## SUPPLIED DATA
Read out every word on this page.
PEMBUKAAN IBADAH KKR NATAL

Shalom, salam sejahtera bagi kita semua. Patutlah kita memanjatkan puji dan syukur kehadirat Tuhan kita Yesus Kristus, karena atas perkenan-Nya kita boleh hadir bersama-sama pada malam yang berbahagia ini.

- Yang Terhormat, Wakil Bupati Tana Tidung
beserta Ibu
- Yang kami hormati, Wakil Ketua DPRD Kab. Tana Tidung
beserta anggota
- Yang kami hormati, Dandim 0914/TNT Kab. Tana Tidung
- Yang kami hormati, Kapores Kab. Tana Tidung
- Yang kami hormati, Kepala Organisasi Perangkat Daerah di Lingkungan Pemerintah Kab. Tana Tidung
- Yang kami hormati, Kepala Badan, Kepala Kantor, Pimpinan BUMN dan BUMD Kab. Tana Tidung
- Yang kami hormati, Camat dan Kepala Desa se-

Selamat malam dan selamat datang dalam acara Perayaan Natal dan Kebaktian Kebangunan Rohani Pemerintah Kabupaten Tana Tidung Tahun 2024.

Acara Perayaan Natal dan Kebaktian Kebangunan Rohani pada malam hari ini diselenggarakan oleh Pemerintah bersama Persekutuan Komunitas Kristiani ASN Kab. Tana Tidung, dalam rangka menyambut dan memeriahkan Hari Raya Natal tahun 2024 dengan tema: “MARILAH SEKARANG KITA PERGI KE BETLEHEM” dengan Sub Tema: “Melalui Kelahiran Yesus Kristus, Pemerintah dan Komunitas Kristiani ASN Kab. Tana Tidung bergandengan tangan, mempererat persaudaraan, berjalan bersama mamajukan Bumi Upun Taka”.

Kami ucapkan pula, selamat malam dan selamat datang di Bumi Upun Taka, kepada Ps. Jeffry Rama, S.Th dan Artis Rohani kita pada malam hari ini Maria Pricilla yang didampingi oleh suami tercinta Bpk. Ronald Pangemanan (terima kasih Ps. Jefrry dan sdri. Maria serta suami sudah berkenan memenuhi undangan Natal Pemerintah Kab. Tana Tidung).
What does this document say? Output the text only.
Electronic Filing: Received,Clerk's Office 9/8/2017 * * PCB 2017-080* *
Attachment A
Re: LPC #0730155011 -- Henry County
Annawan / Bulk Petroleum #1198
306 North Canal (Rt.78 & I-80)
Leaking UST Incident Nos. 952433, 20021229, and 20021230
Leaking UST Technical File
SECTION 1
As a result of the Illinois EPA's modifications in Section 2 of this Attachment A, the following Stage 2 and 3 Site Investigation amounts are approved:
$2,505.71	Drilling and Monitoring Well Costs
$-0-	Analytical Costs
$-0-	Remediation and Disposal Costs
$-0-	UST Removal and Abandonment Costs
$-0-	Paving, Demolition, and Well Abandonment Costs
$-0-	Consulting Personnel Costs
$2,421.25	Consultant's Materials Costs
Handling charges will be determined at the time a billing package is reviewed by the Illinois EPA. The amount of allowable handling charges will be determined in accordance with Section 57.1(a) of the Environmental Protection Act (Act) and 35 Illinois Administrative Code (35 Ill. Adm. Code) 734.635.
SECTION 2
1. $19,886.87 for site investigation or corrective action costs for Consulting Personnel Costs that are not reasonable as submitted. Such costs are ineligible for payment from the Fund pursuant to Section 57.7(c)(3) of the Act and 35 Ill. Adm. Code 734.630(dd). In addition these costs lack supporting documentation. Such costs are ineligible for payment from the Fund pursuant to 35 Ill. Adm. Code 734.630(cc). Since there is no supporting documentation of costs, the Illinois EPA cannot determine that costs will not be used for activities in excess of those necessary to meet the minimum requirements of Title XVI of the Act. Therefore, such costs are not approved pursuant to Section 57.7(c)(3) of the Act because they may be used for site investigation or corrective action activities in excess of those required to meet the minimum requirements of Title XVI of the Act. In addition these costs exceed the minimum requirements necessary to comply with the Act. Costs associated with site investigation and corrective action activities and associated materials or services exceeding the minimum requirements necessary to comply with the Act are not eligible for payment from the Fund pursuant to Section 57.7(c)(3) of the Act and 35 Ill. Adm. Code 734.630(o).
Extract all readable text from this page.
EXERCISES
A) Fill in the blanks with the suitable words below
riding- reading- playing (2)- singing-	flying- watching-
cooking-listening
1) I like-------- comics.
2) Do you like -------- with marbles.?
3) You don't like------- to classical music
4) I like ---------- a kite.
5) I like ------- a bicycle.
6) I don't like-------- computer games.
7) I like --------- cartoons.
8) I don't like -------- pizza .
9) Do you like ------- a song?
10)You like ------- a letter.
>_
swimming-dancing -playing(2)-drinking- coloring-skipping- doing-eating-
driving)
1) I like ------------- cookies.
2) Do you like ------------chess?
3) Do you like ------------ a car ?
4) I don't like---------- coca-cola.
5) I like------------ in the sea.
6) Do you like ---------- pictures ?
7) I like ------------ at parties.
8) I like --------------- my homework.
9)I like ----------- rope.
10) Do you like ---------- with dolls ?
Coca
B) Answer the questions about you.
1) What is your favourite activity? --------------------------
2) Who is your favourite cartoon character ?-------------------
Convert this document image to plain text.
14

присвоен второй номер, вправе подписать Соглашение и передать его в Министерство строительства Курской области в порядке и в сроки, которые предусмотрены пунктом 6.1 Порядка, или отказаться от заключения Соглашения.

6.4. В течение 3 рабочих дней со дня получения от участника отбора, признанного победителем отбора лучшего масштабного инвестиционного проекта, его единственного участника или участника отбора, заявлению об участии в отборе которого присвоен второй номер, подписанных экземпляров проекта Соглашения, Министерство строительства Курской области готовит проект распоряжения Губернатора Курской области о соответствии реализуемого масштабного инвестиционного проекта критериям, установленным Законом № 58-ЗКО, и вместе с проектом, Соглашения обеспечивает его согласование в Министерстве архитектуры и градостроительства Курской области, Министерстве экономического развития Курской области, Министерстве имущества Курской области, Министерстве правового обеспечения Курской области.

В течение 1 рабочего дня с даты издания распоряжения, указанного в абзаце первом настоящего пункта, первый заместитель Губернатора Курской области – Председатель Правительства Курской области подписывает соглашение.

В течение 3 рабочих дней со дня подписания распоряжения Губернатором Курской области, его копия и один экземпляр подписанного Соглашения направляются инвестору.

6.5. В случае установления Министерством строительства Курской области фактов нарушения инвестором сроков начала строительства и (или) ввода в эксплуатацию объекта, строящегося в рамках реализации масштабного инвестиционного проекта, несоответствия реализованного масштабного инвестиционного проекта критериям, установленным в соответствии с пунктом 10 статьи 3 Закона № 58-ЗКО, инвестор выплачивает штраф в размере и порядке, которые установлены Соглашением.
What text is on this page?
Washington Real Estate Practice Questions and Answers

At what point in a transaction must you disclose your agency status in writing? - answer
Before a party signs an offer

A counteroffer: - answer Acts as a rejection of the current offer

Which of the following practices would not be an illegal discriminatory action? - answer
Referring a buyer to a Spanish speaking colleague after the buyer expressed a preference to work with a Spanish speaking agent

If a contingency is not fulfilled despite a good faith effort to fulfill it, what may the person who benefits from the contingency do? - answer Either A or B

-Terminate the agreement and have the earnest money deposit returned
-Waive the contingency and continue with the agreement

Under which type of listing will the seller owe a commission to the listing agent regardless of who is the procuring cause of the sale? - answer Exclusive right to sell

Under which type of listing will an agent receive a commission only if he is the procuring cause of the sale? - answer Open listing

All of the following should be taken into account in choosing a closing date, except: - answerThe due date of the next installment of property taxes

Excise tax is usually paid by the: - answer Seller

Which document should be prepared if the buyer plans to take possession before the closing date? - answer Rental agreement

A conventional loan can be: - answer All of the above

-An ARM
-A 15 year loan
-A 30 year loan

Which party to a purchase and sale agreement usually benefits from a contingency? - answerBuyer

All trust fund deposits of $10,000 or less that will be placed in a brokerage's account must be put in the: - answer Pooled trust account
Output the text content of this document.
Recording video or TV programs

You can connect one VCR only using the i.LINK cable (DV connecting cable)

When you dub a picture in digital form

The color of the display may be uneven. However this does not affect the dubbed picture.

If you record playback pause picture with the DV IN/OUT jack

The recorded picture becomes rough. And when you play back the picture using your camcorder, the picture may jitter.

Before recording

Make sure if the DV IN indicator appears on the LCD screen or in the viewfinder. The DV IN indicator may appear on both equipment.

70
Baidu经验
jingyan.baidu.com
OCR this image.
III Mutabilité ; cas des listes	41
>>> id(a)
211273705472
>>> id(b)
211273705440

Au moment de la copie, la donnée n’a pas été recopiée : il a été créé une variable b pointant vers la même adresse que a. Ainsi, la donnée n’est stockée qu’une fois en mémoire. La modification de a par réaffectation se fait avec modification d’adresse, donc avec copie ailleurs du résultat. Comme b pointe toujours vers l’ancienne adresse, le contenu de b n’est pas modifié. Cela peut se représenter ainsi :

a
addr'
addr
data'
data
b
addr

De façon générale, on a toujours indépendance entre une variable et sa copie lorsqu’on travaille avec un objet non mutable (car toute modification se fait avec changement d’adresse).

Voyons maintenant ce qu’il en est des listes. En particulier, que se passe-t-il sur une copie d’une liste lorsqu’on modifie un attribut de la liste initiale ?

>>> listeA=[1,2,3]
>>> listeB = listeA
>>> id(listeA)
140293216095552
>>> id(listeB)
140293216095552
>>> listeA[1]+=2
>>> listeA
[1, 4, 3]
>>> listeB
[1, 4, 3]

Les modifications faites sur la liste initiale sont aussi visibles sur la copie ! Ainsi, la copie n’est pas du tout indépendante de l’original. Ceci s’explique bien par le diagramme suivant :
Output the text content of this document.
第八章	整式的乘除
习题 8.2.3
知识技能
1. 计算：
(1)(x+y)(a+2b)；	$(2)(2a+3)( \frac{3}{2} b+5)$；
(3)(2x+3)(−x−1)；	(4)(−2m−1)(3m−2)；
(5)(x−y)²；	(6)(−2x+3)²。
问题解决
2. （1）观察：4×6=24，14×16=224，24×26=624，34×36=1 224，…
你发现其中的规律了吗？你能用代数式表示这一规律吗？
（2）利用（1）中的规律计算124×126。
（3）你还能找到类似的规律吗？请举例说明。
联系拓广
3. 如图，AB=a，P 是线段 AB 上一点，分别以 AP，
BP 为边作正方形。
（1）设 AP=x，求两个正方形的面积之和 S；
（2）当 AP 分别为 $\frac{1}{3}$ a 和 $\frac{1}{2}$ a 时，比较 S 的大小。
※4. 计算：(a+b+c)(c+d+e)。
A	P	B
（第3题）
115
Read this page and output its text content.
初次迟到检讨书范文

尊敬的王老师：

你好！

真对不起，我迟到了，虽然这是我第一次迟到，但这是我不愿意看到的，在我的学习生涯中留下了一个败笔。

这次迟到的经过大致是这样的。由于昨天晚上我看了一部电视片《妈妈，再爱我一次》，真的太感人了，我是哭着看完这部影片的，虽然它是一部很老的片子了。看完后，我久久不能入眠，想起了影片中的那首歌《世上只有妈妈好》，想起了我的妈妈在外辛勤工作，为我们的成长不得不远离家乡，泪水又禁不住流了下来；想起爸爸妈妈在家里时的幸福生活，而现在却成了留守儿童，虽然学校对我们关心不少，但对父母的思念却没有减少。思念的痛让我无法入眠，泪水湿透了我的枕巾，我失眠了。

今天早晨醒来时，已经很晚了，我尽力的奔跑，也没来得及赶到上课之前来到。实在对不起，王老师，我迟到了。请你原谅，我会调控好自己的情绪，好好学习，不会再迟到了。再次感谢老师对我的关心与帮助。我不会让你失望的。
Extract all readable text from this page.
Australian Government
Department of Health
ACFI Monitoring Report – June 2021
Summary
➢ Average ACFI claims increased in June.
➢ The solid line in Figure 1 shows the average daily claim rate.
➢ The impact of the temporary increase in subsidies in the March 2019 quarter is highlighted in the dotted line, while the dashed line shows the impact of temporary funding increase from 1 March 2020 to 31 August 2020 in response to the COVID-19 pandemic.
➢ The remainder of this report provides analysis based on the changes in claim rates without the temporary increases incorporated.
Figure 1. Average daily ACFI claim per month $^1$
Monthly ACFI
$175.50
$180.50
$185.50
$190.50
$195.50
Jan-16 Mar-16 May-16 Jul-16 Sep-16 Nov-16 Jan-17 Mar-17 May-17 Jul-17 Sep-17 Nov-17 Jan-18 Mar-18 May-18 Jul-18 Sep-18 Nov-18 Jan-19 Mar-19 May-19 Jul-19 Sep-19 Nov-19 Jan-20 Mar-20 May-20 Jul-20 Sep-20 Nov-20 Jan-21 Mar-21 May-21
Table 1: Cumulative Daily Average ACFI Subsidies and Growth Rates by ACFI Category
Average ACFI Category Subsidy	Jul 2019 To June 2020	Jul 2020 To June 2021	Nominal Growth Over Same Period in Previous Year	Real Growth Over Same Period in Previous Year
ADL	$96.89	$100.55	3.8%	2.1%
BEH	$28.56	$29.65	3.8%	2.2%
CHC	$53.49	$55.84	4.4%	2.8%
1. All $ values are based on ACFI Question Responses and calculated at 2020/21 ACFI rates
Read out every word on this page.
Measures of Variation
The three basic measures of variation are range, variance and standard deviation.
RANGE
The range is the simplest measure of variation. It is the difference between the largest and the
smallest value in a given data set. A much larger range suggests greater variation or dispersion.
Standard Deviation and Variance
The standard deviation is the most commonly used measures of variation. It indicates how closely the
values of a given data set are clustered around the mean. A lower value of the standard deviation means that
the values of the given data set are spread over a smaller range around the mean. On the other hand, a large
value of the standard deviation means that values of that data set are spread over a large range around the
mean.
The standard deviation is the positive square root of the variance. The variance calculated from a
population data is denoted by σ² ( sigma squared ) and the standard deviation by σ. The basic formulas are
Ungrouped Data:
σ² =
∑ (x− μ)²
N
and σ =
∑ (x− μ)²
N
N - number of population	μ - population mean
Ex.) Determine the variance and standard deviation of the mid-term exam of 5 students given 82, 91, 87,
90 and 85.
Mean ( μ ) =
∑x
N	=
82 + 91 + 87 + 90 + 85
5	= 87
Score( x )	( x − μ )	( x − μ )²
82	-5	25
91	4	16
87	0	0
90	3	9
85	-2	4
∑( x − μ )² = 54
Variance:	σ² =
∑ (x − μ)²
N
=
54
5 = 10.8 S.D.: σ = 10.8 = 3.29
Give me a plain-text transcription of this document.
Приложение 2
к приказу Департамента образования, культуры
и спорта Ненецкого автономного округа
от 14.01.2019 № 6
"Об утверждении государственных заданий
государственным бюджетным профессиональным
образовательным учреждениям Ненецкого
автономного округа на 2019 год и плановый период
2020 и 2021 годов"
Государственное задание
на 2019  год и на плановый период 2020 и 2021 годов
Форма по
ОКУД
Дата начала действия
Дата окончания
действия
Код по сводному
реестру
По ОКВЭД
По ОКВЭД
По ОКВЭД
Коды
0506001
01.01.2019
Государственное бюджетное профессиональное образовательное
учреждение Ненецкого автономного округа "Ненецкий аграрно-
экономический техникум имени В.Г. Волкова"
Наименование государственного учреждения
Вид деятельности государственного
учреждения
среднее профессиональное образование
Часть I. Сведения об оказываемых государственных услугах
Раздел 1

## EXERCISE INSTRUCTIONS
From the material above, gather all lines that include the string "Leaking" and copy them.

## TASK OUTPUT
Leaking UST Incident Nos. 952433, 20021229, and 20021230
Leaking UST Technical File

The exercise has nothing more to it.